Complete the following:
1. From the Kurt Busch article, set down the passage that begins at the words "Mike Neff ·" and stops after the words "through the years.", copying it word for word.
2. Answer these questions using the Kurt Busch article:
(a) In what month and year did the article originally run?
(b) Which team released Kurt Busch?
(c) Whose car, belonging to a championship contender, may have been damaged?
3. List every device the Kurt Busch article names as a way anyone can reach unfiltered information.

Supplied passage:
• • • •

Mike Neff · Thursday December 27, 2012
Attention, NASCAR fans… welcome to Throwback Thursday! Every week, from now until the start of the 2013 season we’ll be giving you, our readers the favorite stories we treasure from our writers over the past few seasons. Today we focus on Mike Neff, a short track guru who shares some NASCAR pieces that have proven meaningful to our fans through the years.
This article originally ran in December of 2011.
Kurt Busch is unemployed after a mutually agreed upon release by Penske Racing which was spurred on by his videotaped outburst from the garage area at Homestead Miami Speedway. By now most anyone who is a fan of NASCAR who wants to has watched his profanity laced tirade that erupted after Busch’s transmission detonated in the early laps of the final race of the season and possibly damaged championship contender Tony Stewart’s car. The fact that so many people have been able to watch the exchange, which took place in a restricted area of the race track, speaks volumes about how race fans get their information in today’s social media intensive electronic world. In the end, that abundance of unfiltered information that is available to anyone with a computer, tablet, or smartphone is what cost Busch his job.

• • • •

Supplied information:
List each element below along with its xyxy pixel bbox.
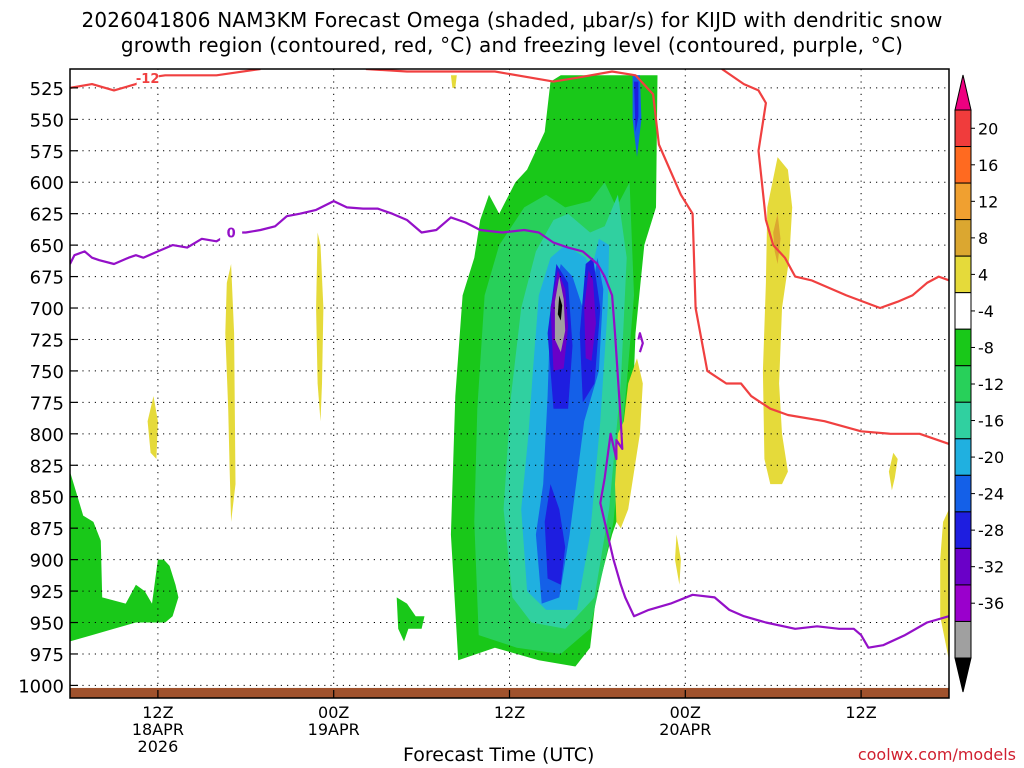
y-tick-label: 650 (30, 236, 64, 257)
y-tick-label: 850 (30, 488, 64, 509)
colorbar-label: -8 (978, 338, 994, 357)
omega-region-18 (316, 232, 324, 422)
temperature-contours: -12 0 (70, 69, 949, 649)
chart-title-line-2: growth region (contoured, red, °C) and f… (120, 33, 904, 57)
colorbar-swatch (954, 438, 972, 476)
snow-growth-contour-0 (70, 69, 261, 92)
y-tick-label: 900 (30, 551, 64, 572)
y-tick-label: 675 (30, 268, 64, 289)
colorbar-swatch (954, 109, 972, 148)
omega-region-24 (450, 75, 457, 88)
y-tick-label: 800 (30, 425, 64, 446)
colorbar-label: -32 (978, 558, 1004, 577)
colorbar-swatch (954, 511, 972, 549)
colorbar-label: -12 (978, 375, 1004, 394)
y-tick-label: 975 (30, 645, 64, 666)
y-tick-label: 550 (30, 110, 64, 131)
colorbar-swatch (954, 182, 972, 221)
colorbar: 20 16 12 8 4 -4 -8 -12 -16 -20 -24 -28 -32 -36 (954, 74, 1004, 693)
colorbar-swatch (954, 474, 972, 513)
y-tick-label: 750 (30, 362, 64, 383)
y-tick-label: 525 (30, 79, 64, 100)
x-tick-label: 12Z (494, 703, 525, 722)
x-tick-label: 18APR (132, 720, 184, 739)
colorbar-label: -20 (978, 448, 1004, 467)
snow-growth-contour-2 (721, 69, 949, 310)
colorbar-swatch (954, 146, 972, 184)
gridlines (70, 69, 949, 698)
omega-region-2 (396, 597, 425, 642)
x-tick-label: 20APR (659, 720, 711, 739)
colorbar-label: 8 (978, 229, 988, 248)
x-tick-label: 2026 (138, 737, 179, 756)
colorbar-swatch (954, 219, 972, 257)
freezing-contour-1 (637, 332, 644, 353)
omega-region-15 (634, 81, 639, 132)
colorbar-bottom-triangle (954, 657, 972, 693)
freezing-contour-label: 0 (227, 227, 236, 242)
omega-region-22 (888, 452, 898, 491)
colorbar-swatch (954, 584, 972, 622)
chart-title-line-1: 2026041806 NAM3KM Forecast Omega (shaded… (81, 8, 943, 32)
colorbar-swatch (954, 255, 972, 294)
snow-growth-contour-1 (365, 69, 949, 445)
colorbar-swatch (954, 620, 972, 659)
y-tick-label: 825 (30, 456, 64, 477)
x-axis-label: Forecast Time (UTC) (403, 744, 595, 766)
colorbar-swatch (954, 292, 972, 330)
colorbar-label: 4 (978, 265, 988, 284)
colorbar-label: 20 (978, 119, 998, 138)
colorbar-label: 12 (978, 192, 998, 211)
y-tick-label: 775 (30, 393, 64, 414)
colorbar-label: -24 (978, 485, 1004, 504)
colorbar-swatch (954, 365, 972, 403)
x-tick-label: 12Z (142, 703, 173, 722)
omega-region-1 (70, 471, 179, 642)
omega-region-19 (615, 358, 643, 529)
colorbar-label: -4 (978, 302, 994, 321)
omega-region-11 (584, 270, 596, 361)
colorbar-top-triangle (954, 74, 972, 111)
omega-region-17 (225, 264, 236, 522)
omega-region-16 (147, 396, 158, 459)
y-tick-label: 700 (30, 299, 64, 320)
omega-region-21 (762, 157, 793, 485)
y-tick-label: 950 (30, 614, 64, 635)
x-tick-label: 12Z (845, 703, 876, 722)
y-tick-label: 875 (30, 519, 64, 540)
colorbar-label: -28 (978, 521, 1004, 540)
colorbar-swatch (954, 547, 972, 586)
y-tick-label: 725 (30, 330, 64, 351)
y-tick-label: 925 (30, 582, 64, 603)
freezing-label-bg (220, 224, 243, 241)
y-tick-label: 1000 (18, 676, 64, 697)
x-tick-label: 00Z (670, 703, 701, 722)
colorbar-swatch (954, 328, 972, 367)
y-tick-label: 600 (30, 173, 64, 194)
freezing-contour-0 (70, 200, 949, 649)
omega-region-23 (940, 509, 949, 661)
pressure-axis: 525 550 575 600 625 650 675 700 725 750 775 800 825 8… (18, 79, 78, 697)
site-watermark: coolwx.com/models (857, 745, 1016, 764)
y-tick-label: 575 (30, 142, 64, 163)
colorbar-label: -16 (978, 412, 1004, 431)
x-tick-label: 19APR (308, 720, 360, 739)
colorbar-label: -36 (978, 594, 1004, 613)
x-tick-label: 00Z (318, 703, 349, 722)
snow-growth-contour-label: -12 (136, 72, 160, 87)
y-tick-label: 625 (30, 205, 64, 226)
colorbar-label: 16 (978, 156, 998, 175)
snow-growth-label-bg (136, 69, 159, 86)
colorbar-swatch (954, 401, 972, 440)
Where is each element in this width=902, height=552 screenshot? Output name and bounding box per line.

• • • •

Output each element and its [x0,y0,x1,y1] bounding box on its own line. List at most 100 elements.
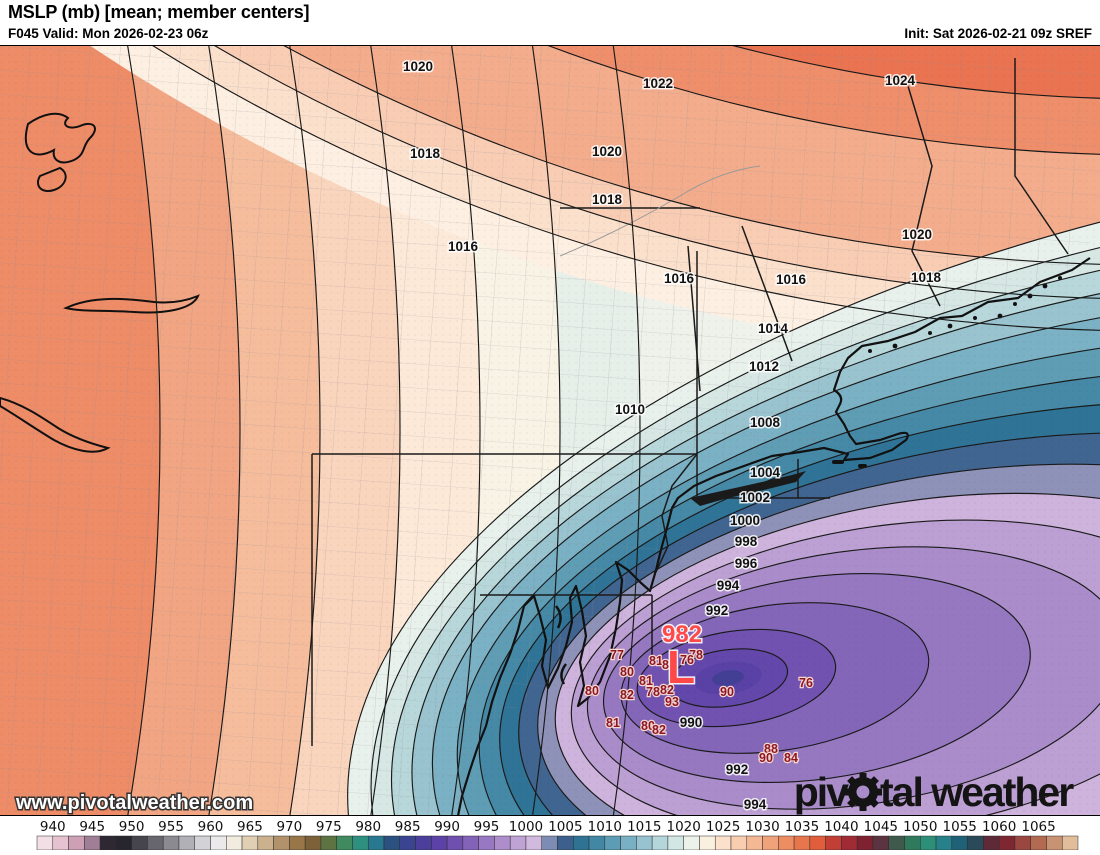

• • • •

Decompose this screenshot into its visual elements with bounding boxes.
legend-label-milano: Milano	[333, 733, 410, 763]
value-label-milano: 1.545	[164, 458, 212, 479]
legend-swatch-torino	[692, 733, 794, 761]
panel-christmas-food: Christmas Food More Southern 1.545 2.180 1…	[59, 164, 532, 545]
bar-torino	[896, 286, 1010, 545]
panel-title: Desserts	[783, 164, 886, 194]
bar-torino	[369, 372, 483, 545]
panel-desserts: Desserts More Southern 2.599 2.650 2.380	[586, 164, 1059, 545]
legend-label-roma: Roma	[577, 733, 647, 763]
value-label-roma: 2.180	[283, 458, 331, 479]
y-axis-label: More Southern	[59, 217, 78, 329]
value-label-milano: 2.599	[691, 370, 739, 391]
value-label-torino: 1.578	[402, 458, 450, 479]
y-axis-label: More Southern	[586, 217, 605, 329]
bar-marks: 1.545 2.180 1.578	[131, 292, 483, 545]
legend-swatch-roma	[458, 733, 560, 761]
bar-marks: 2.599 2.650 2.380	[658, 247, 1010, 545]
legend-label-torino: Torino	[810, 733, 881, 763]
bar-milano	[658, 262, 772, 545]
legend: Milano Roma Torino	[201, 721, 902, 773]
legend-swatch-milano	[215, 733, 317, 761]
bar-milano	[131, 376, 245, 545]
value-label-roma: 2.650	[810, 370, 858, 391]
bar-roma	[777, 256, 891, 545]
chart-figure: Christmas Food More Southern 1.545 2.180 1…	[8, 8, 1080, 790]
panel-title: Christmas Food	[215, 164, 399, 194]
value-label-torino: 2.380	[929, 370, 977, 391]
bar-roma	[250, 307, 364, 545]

• • • •

Set of answers:
1.
Mike Neff · Thursday December 27, 2012
Attention, NASCAR fans… welcome to Throwback Thursday! Every week, from now until the start of the 2013 season we’ll be giving you, our readers the favorite stories we treasure from our writers over the past few seasons. Today we focus on Mike Neff, a short track guru who shares some NASCAR pieces that have proven meaningful to our fans through the years.

2.
(a) December of 2011
(b) Penske Racing
(c) Tony Stewart's

3. Computer, tablet, smartphone